─── GIVEN ENTRIES ───

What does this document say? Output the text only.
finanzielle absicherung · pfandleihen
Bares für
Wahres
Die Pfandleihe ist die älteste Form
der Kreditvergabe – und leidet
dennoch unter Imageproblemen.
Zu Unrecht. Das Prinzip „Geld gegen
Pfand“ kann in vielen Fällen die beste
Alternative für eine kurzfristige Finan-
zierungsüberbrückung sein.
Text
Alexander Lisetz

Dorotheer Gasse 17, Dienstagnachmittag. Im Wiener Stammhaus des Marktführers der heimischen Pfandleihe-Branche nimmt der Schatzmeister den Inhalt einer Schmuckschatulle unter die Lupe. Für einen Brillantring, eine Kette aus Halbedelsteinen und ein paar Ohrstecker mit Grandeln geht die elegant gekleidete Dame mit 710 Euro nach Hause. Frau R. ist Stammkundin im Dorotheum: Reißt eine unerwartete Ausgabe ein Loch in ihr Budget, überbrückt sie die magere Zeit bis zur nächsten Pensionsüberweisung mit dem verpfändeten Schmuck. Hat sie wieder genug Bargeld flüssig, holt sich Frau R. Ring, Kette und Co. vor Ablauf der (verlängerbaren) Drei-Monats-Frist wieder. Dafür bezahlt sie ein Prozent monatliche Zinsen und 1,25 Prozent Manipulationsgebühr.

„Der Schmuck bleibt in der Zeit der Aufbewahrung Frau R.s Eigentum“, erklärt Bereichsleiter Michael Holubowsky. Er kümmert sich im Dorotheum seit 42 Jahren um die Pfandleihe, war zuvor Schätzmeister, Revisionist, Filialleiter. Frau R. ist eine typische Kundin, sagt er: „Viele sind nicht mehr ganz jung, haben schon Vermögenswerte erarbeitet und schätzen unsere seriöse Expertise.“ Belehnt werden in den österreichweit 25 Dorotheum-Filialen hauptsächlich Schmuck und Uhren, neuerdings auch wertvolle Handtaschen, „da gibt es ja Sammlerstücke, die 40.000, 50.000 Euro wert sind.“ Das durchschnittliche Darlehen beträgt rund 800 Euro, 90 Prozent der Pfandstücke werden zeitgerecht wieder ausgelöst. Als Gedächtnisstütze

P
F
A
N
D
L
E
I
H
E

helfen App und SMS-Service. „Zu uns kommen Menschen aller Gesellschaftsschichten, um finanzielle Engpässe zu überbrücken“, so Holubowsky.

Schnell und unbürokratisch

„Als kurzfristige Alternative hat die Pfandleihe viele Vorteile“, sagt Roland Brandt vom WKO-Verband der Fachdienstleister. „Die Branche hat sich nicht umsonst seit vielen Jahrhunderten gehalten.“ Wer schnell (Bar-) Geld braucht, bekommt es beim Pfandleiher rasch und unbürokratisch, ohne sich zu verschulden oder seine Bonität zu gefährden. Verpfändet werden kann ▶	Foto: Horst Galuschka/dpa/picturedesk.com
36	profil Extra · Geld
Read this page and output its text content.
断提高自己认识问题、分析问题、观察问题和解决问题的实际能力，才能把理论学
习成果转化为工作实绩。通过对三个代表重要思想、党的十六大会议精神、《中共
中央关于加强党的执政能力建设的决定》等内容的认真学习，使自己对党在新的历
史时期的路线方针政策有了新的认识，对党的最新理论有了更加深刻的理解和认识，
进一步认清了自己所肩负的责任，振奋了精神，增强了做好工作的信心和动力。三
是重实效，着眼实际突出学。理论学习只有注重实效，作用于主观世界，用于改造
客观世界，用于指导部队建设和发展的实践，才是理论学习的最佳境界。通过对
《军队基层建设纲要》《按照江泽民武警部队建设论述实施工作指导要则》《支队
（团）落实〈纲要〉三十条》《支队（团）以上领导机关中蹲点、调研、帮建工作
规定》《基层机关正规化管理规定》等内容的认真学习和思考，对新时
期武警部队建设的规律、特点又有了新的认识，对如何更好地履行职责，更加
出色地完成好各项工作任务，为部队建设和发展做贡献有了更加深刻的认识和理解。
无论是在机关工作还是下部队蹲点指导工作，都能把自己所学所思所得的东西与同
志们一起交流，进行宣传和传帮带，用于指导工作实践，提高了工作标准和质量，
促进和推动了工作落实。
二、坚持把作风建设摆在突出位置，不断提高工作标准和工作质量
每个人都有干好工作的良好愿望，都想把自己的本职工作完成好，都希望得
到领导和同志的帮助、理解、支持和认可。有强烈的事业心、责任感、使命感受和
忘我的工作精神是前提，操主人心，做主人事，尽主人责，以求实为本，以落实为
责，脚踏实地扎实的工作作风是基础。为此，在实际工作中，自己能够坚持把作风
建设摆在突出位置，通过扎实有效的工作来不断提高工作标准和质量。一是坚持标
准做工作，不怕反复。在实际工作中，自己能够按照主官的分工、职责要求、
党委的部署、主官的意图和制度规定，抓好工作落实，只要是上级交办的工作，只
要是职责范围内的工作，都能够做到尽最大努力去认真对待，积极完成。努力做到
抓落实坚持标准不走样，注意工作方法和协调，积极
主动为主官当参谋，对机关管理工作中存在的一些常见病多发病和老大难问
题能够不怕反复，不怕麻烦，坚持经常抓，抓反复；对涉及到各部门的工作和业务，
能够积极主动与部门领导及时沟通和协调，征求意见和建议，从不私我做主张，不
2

───

STATED PROBLEM
Every entry should be printed again exactly as written.

SOLUTION TO THIS EXERCISE
What does this document say? Output the text only.
finanzielle absicherung · pfandleihen
Bares für
Wahres
Die Pfandleihe ist die älteste Form
der Kreditvergabe – und leidet
dennoch unter Imageproblemen.
Zu Unrecht. Das Prinzip „Geld gegen
Pfand“ kann in vielen Fällen die beste
Alternative für eine kurzfristige Finan-
zierungsüberbrückung sein.
Text
Alexander Lisetz

Dorotheer Gasse 17, Dienstagnachmittag. Im Wiener Stammhaus des Marktführers der heimischen Pfandleihe-Branche nimmt der Schatzmeister den Inhalt einer Schmuckschatulle unter die Lupe. Für einen Brillantring, eine Kette aus Halbedelsteinen und ein paar Ohrstecker mit Grandeln geht die elegant gekleidete Dame mit 710 Euro nach Hause. Frau R. ist Stammkundin im Dorotheum: Reißt eine unerwartete Ausgabe ein Loch in ihr Budget, überbrückt sie die magere Zeit bis zur nächsten Pensionsüberweisung mit dem verpfändeten Schmuck. Hat sie wieder genug Bargeld flüssig, holt sich Frau R. Ring, Kette und Co. vor Ablauf der (verlängerbaren) Drei-Monats-Frist wieder. Dafür bezahlt sie ein Prozent monatliche Zinsen und 1,25 Prozent Manipulationsgebühr.

„Der Schmuck bleibt in der Zeit der Aufbewahrung Frau R.s Eigentum“, erklärt Bereichsleiter Michael Holubowsky. Er kümmert sich im Dorotheum seit 42 Jahren um die Pfandleihe, war zuvor Schätzmeister, Revisionist, Filialleiter. Frau R. ist eine typische Kundin, sagt er: „Viele sind nicht mehr ganz jung, haben schon Vermögenswerte erarbeitet und schätzen unsere seriöse Expertise.“ Belehnt werden in den österreichweit 25 Dorotheum-Filialen hauptsächlich Schmuck und Uhren, neuerdings auch wertvolle Handtaschen, „da gibt es ja Sammlerstücke, die 40.000, 50.000 Euro wert sind.“ Das durchschnittliche Darlehen beträgt rund 800 Euro, 90 Prozent der Pfandstücke werden zeitgerecht wieder ausgelöst. Als Gedächtnisstütze

P
F
A
N
D
L
E
I
H
E

helfen App und SMS-Service. „Zu uns kommen Menschen aller Gesellschaftsschichten, um finanzielle Engpässe zu überbrücken“, so Holubowsky.

Schnell und unbürokratisch

„Als kurzfristige Alternative hat die Pfandleihe viele Vorteile“, sagt Roland Brandt vom WKO-Verband der Fachdienstleister. „Die Branche hat sich nicht umsonst seit vielen Jahrhunderten gehalten.“ Wer schnell (Bar-) Geld braucht, bekommt es beim Pfandleiher rasch und unbürokratisch, ohne sich zu verschulden oder seine Bonität zu gefährden. Verpfändet werden kann ▶	Foto: Horst Galuschka/dpa/picturedesk.com
36	profil Extra · Geld
Read this page and output its text content.
断提高自己认识问题、分析问题、观察问题和解决问题的实际能力，才能把理论学
习成果转化为工作实绩。通过对三个代表重要思想、党的十六大会议精神、《中共
中央关于加强党的执政能力建设的决定》等内容的认真学习，使自己对党在新的历
史时期的路线方针政策有了新的认识，对党的最新理论有了更加深刻的理解和认识，
进一步认清了自己所肩负的责任，振奋了精神，增强了做好工作的信心和动力。三
是重实效，着眼实际突出学。理论学习只有注重实效，作用于主观世界，用于改造
客观世界，用于指导部队建设和发展的实践，才是理论学习的最佳境界。通过对
《军队基层建设纲要》《按照江泽民武警部队建设论述实施工作指导要则》《支队
（团）落实〈纲要〉三十条》《支队（团）以上领导机关中蹲点、调研、帮建工作
规定》《基层机关正规化管理规定》等内容的认真学习和思考，对新时
期武警部队建设的规律、特点又有了新的认识，对如何更好地履行职责，更加
出色地完成好各项工作任务，为部队建设和发展做贡献有了更加深刻的认识和理解。
无论是在机关工作还是下部队蹲点指导工作，都能把自己所学所思所得的东西与同
志们一起交流，进行宣传和传帮带，用于指导工作实践，提高了工作标准和质量，
促进和推动了工作落实。
二、坚持把作风建设摆在突出位置，不断提高工作标准和工作质量
每个人都有干好工作的良好愿望，都想把自己的本职工作完成好，都希望得
到领导和同志的帮助、理解、支持和认可。有强烈的事业心、责任感、使命感受和
忘我的工作精神是前提，操主人心，做主人事，尽主人责，以求实为本，以落实为
责，脚踏实地扎实的工作作风是基础。为此，在实际工作中，自己能够坚持把作风
建设摆在突出位置，通过扎实有效的工作来不断提高工作标准和质量。一是坚持标
准做工作，不怕反复。在实际工作中，自己能够按照主官的分工、职责要求、
党委的部署、主官的意图和制度规定，抓好工作落实，只要是上级交办的工作，只
要是职责范围内的工作，都能够做到尽最大努力去认真对待，积极完成。努力做到
抓落实坚持标准不走样，注意工作方法和协调，积极
主动为主官当参谋，对机关管理工作中存在的一些常见病多发病和老大难问
题能够不怕反复，不怕麻烦，坚持经常抓，抓反复；对涉及到各部门的工作和业务，
能够积极主动与部门领导及时沟通和协调，征求意见和建议，从不私我做主张，不
2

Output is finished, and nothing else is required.